AIM: List every line below containing "image".
※
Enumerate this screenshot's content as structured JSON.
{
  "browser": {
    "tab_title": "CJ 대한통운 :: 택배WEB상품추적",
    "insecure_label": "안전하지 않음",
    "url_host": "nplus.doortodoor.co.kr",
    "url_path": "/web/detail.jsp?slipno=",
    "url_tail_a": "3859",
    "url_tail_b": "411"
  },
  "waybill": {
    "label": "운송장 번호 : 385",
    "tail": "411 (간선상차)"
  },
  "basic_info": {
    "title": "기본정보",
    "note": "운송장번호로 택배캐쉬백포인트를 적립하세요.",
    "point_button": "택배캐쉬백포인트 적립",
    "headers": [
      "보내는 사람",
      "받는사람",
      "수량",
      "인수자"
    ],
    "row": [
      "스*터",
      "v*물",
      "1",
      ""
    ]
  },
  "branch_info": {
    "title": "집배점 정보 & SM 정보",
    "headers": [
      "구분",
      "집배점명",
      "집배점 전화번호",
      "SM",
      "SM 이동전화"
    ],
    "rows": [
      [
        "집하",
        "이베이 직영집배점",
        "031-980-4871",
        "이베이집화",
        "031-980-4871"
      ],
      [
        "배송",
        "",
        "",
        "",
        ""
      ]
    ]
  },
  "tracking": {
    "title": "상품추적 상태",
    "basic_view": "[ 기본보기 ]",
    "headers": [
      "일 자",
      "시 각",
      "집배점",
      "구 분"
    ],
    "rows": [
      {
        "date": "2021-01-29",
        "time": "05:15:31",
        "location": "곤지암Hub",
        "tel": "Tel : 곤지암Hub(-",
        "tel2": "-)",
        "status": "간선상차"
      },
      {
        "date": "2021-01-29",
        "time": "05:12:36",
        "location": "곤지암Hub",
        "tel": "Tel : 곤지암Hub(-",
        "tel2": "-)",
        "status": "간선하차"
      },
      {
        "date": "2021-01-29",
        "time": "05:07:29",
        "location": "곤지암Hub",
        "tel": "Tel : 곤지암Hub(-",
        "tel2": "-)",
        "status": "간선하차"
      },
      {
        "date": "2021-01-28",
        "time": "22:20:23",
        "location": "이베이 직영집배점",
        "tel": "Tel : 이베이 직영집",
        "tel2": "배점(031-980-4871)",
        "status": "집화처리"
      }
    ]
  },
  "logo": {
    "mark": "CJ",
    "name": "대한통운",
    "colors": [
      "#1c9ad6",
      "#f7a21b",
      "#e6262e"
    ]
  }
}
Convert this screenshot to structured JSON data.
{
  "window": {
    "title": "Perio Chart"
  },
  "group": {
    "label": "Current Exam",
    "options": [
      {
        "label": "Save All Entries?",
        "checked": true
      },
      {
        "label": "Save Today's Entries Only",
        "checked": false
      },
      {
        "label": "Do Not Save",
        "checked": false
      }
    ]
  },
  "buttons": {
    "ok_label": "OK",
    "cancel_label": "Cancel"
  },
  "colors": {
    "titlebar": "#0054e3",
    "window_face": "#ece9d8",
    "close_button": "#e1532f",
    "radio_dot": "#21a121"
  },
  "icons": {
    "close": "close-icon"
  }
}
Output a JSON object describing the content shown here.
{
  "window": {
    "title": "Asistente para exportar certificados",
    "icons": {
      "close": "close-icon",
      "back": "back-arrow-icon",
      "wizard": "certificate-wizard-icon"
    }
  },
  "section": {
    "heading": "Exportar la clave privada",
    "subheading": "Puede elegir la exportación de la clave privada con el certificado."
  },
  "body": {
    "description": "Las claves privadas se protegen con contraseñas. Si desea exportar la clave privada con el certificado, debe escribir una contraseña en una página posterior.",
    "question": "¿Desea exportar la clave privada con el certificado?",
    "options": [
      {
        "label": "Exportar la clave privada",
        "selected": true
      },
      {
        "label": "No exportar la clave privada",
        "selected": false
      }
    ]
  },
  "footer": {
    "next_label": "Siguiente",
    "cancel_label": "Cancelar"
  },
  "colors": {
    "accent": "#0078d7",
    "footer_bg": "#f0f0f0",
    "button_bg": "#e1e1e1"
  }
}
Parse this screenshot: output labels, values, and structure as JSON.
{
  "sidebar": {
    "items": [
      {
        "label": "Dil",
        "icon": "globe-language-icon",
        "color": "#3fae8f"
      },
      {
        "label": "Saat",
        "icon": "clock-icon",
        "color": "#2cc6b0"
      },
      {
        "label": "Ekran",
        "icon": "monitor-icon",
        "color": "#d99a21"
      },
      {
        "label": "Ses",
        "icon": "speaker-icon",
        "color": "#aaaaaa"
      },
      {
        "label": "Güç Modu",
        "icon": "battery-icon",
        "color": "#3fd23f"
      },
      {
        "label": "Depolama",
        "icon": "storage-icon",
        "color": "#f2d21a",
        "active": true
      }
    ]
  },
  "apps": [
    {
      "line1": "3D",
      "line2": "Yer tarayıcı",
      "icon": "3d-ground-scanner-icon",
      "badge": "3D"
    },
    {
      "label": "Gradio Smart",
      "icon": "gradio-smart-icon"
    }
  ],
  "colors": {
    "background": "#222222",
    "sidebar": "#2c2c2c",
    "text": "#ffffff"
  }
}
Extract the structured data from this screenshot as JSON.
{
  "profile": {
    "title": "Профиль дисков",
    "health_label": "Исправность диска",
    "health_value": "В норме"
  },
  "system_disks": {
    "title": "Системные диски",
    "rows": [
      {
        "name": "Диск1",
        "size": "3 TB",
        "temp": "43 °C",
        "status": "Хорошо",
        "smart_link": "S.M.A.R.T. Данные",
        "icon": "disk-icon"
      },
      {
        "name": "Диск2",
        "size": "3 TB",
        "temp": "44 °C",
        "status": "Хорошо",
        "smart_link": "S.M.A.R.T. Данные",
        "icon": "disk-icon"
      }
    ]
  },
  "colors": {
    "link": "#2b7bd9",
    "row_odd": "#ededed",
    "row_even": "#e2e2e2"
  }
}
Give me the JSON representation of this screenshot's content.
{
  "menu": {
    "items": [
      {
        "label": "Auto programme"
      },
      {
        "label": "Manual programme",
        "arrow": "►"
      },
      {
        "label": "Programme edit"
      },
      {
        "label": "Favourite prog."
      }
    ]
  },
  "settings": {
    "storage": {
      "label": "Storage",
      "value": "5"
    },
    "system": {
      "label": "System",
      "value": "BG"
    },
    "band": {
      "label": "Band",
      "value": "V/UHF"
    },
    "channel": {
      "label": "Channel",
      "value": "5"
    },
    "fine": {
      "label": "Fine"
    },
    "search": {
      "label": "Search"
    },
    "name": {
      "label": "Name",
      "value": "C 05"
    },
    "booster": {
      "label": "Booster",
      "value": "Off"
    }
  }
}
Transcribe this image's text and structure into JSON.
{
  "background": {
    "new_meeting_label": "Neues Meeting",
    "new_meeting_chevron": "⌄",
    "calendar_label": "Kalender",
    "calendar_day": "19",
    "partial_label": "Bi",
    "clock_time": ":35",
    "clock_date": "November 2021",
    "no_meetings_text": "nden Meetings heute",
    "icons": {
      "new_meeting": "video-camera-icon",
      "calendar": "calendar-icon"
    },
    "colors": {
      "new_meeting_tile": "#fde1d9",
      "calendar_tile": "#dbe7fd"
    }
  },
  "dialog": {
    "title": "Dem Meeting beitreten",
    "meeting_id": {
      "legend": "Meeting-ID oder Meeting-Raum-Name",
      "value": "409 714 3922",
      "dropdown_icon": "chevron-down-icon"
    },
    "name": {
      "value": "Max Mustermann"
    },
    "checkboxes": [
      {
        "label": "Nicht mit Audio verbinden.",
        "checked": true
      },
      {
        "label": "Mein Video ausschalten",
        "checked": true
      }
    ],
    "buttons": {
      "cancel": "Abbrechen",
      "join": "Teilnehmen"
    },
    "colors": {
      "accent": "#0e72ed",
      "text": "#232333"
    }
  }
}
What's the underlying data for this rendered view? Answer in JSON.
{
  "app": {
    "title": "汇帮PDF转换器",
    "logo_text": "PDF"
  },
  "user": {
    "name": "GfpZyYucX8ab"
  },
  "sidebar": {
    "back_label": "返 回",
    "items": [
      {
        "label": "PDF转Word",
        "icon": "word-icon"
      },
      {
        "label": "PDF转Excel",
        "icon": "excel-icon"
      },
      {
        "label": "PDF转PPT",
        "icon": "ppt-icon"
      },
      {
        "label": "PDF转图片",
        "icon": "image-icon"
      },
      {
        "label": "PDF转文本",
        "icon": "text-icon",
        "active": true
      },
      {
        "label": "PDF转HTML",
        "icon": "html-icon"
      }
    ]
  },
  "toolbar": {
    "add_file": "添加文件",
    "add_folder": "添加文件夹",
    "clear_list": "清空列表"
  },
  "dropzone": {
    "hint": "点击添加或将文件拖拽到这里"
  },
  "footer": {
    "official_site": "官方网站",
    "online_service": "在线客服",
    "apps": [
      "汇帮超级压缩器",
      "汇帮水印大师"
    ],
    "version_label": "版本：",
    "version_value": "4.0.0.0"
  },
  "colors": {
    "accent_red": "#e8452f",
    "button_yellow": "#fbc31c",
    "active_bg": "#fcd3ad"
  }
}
※
RESULT OF THIS EXERCISE:
Transcribe this image's text and structure into JSON.
        "icon": "image-icon"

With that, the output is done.